### [Quoted text]
---+---
Syntax Error : '{'

Question

I am writing a C program that uses an array of integers which is a part of a structure. The structure is:

struct test
{
    int *ques;
    int a;
    int b;
    int len; // len is the length of the array defined in the structure as ques.

};

In a function after this declaration I have assigned a value to the len as:

cases[0].len=5; // here cases is an array of the type struct test.

and then I have used malloc to allocate memory to the array member ques as follows:

cases[0].ques=(int *)malloc(cases[counter].len*sizeof(int));

After that I have tried to fill in the array ques as follows:

cases[0].ques[5]={-7,-6,-5,-4,-3};

and while compiling I get an error at the above line stating that:

maxmin.c(47) : error C2059: syntax error : '{'

Can you please help me out?

Answer 1

This is invalid: cases[0].ques[5]={-7,-6,-5,-4,-3};

You can initialize an array in C this way, only at the time of declaration of array.
---+---
### [Dataset records]
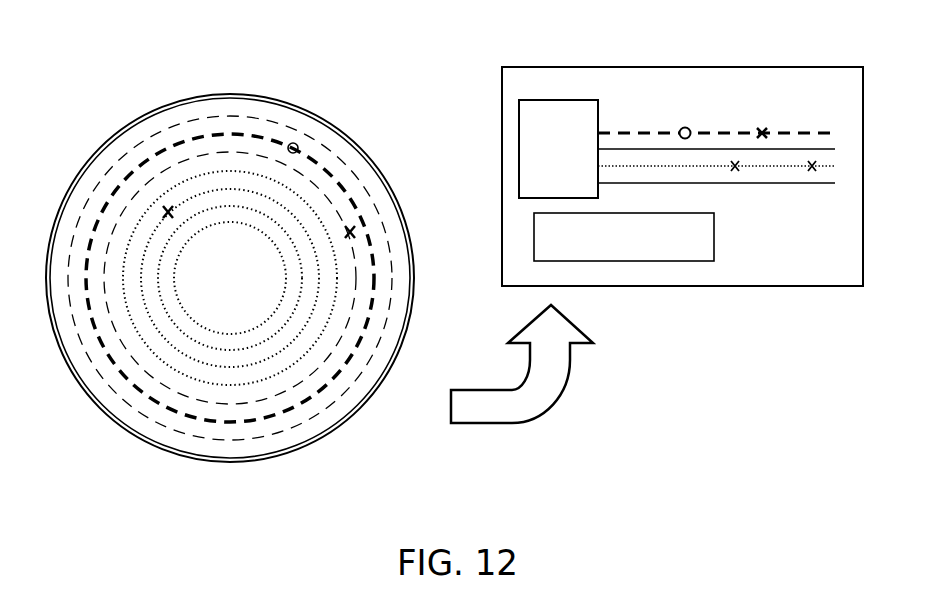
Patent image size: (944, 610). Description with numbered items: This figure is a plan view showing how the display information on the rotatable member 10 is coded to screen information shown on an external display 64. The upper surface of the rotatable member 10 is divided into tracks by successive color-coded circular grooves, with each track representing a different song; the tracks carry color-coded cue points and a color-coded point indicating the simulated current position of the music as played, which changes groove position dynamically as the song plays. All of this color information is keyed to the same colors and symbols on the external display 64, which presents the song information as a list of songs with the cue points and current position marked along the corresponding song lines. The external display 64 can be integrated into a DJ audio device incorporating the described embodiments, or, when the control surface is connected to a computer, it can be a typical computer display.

The rotatable member 10 is at (154, 91).
The external display 64 is at (610, 67).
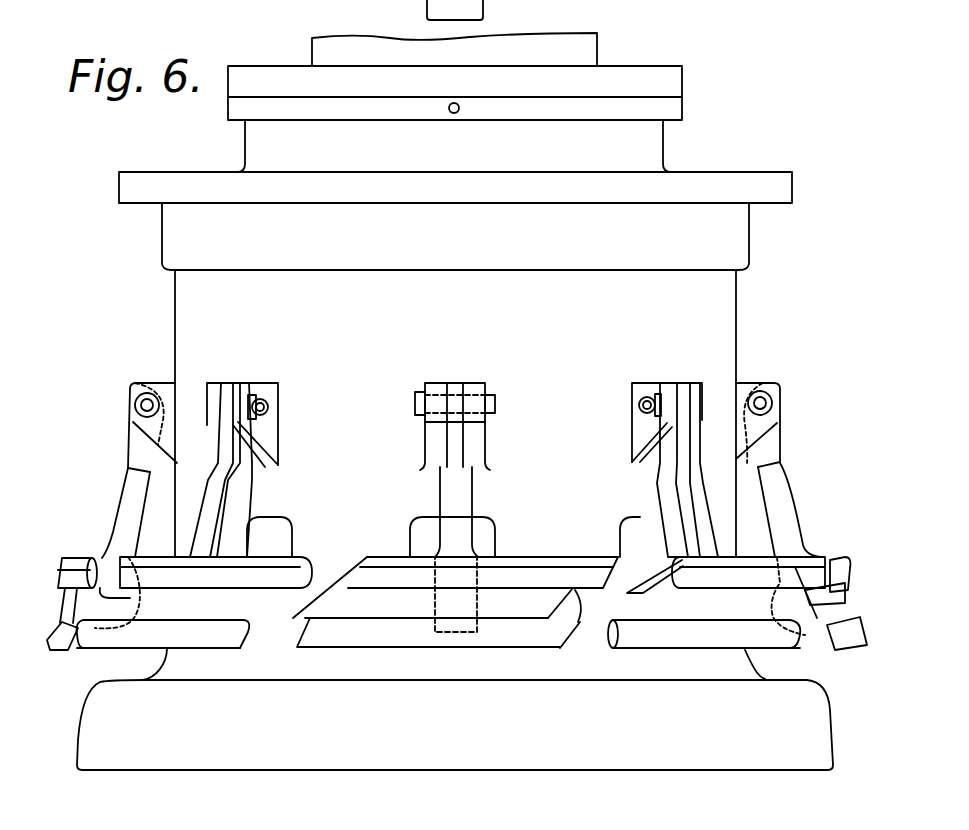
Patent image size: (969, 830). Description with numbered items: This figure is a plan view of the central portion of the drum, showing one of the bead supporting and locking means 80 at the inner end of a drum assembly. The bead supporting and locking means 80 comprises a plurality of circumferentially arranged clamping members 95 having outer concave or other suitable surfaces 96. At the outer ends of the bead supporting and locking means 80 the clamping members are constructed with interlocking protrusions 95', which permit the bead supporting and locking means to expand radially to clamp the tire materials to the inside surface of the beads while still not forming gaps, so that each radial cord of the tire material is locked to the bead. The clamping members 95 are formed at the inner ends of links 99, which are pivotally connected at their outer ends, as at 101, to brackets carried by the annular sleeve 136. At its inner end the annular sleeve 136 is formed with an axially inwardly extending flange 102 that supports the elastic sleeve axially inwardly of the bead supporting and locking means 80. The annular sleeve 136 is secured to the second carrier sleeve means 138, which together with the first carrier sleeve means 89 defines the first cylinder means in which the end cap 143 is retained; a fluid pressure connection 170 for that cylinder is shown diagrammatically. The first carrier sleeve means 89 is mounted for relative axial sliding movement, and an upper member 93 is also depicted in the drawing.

The bead supporting and locking means 80 is at (75, 533).
The first carrier sleeve means 89 is at (585, 48).
The upper member 93 is at (423, 10).
The clamping members 95 is at (472, 566).
The interlocking protrusions 95' is at (455, 616).
The outer concave surfaces 96 is at (305, 617).
The links 99 is at (138, 488).
The pivotal connection 101 is at (258, 400).
The axially inwardly extending flanges 102 is at (815, 750).
The annular sleeve 136 is at (715, 315).
The second carrier sleeve means 138 is at (669, 140).
The end cap 143 is at (670, 77).
The fluid pressure connection 170 is at (457, 113).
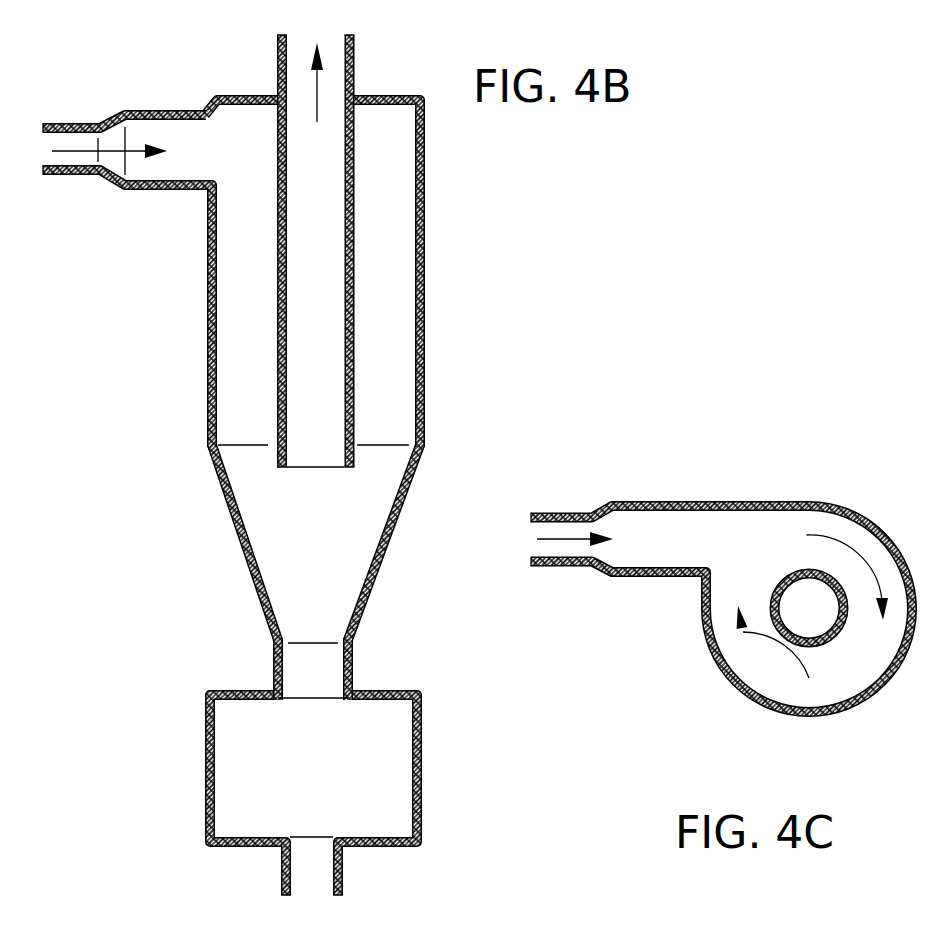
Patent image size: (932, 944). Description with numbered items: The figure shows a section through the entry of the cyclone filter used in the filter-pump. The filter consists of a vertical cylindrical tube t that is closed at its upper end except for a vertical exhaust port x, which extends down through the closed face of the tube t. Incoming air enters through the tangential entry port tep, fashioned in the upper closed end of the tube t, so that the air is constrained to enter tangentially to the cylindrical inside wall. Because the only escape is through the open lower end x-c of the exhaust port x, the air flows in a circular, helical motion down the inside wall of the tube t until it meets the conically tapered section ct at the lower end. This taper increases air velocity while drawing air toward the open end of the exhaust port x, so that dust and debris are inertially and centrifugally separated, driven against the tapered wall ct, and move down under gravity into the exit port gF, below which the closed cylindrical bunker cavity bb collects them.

In FIG. 4B, the vertical cylindrical tube t is at (200, 368).
In FIG. 4C, the vertical cylindrical tube t is at (722, 696).
In FIG. 4B, the tangential entry port tep is at (72, 177).
In FIG. 4C, the tangential entry port tep is at (568, 512).
In FIG. 4B, the vertical exhaust port x is at (278, 70).
In FIG. 4C, the vertical exhaust port x is at (822, 642).
In FIG. 4B, the vortex finder lower end x-c is at (312, 468).
In FIG. 4B, the conically tapered section ct is at (252, 578).
In FIG. 4B, the exit port gF is at (312, 661).
In FIG. 4B, the bunker cavity bb is at (220, 757).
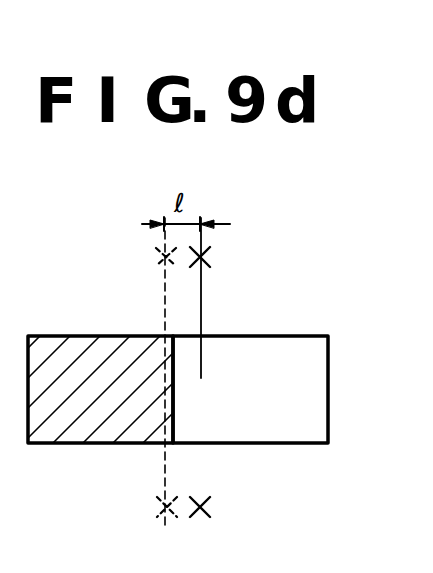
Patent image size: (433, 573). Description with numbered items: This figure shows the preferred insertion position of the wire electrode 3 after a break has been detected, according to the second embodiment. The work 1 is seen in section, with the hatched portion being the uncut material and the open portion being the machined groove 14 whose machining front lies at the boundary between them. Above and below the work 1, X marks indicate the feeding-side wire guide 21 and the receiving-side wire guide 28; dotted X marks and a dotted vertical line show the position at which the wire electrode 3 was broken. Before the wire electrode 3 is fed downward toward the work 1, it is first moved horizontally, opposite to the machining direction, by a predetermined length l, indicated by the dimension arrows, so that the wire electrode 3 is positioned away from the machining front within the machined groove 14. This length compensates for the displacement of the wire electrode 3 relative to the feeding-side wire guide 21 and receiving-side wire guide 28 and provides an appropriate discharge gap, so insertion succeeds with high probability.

The work 1 is at (73, 441).
The machined groove 14 is at (271, 441).
The wire electrode 3 is at (203, 303).
The feeding-side wire guide 21 is at (209, 256).
The receiving-side wire guide 28 is at (207, 508).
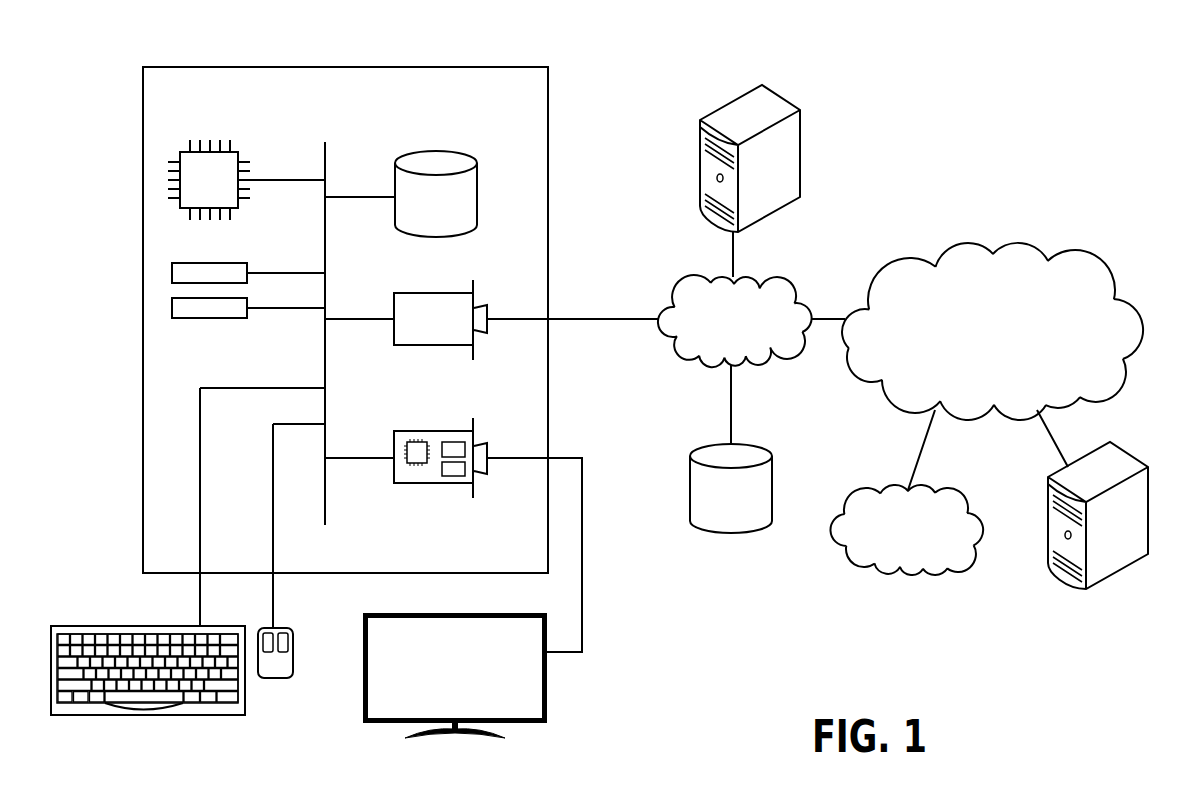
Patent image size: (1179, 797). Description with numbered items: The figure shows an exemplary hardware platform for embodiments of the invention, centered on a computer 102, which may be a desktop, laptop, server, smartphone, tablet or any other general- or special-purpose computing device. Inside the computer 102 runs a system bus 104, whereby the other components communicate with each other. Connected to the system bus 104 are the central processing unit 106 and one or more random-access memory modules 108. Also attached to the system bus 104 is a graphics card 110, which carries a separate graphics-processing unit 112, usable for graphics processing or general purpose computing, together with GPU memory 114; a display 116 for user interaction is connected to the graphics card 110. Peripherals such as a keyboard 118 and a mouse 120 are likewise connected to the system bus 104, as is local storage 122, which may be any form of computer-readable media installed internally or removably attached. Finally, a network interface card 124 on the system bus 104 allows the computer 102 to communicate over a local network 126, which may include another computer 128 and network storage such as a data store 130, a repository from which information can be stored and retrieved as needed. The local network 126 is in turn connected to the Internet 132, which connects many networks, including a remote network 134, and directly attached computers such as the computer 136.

The computer 102 is at (502, 67).
The system bus 104 is at (326, 150).
The central processing unit 106 is at (232, 146).
The random-access memory modules 108 is at (247, 303).
The graphics card 110 is at (467, 519).
The graphics-processing unit 112 is at (415, 463).
The GPU memory 114 is at (452, 476).
The display 116 is at (547, 703).
The keyboard 118 is at (150, 716).
The mouse 120 is at (274, 678).
The local storage 122 is at (478, 180).
The network interface card 124 is at (394, 303).
The local network 126 is at (787, 280).
The computer 128 is at (787, 100).
The data store 130 is at (763, 446).
The Internet 132 is at (1036, 245).
The remote network 134 is at (960, 488).
The computer 136 is at (1118, 452).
---+---
### [Exercise set]
a) According to the thread, when can an array in C be initialized with a brace list of values?
b) Print the records from their beginning through the line that contains "The external display 64 is at (610, 67).", both ends included and the pictures left out.
The records are unrelated to the thread.

### [Worked answers]
a) Only at the time the array is declared.

b)
Patent image size: (944, 610). Description with numbered items: This figure is a plan view showing how the display information on the rotatable member 10 is coded to screen information shown on an external display 64. The upper surface of the rotatable member 10 is divided into tracks by successive color-coded circular grooves, with each track representing a different song; the tracks carry color-coded cue points and a color-coded point indicating the simulated current position of the music as played, which changes groove position dynamically as the song plays. All of this color information is keyed to the same colors and symbols on the external display 64, which presents the song information as a list of songs with the cue points and current position marked along the corresponding song lines. The external display 64 can be integrated into a DJ audio device incorporating the described embodiments, or, when the control surface is connected to a computer, it can be a typical computer display.

The rotatable member 10 is at (154, 91).
The external display 64 is at (610, 67).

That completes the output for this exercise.